*EXERCISE REQUIREMENTS*
What follows are records. Restate all of them word for word.

┌─ RECORDED DATA

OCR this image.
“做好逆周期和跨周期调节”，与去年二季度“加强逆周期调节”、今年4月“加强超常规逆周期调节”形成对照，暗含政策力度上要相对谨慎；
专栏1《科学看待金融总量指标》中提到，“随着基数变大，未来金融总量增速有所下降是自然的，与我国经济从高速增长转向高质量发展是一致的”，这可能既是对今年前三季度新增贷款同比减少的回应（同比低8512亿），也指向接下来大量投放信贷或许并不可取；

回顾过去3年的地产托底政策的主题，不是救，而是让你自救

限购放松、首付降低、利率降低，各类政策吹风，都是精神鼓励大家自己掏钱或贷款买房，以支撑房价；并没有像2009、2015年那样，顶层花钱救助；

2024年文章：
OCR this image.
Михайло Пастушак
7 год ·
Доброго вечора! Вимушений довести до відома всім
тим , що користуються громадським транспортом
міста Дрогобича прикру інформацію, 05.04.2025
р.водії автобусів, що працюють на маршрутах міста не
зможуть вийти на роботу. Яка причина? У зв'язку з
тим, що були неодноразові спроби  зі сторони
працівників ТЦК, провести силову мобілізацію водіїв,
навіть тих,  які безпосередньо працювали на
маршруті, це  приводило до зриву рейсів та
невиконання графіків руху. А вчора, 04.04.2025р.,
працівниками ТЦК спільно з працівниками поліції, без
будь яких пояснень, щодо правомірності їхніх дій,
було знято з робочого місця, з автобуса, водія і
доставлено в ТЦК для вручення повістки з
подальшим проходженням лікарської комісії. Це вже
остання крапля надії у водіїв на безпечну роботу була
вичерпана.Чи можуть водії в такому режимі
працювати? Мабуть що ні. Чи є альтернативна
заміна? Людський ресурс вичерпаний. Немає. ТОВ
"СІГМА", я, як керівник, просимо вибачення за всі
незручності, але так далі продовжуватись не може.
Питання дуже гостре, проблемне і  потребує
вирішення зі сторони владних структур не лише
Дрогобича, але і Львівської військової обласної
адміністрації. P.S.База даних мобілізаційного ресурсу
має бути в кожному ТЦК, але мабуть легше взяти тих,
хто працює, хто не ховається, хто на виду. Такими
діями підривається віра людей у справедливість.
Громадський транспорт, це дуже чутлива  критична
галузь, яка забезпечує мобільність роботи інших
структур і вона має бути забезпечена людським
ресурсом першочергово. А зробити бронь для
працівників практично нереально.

└─

*RESPONSE TO THIS EXERCISE*
OCR this image.
“做好逆周期和跨周期调节”，与去年二季度“加强逆周期调节”、今年4月“加强超常规逆周期调节”形成对照，暗含政策力度上要相对谨慎；
专栏1《科学看待金融总量指标》中提到，“随着基数变大，未来金融总量增速有所下降是自然的，与我国经济从高速增长转向高质量发展是一致的”，这可能既是对今年前三季度新增贷款同比减少的回应（同比低8512亿），也指向接下来大量投放信贷或许并不可取；

回顾过去3年的地产托底政策的主题，不是救，而是让你自救

限购放松、首付降低、利率降低，各类政策吹风，都是精神鼓励大家自己掏钱或贷款买房，以支撑房价；并没有像2009、2015年那样，顶层花钱救助；

2024年文章：
OCR this image.
Михайло Пастушак
7 год ·
Доброго вечора! Вимушений довести до відома всім
тим , що користуються громадським транспортом
міста Дрогобича прикру інформацію, 05.04.2025
р.водії автобусів, що працюють на маршрутах міста не
зможуть вийти на роботу. Яка причина? У зв'язку з
тим, що були неодноразові спроби  зі сторони
працівників ТЦК, провести силову мобілізацію водіїв,
навіть тих,  які безпосередньо працювали на
маршруті, це  приводило до зриву рейсів та
невиконання графіків руху. А вчора, 04.04.2025р.,
працівниками ТЦК спільно з працівниками поліції, без
будь яких пояснень, щодо правомірності їхніх дій,
було знято з робочого місця, з автобуса, водія і
доставлено в ТЦК для вручення повістки з
подальшим проходженням лікарської комісії. Це вже
остання крапля надії у водіїв на безпечну роботу була
вичерпана.Чи можуть водії в такому режимі
працювати? Мабуть що ні. Чи є альтернативна
заміна? Людський ресурс вичерпаний. Немає. ТОВ
"СІГМА", я, як керівник, просимо вибачення за всі
незручності, але так далі продовжуватись не може.
Питання дуже гостре, проблемне і  потребує
вирішення зі сторони владних структур не лише
Дрогобича, але і Львівської військової обласної
адміністрації. P.S.База даних мобілізаційного ресурсу
має бути в кожному ТЦК, але мабуть легше взяти тих,
хто працює, хто не ховається, хто на виду. Такими
діями підривається віра людей у справедливість.
Громадський транспорт, це дуже чутлива  критична
галузь, яка забезпечує мобільність роботи інших
структур і вона має бути забезпечена людським
ресурсом першочергово. А зробити бронь для
працівників практично нереально.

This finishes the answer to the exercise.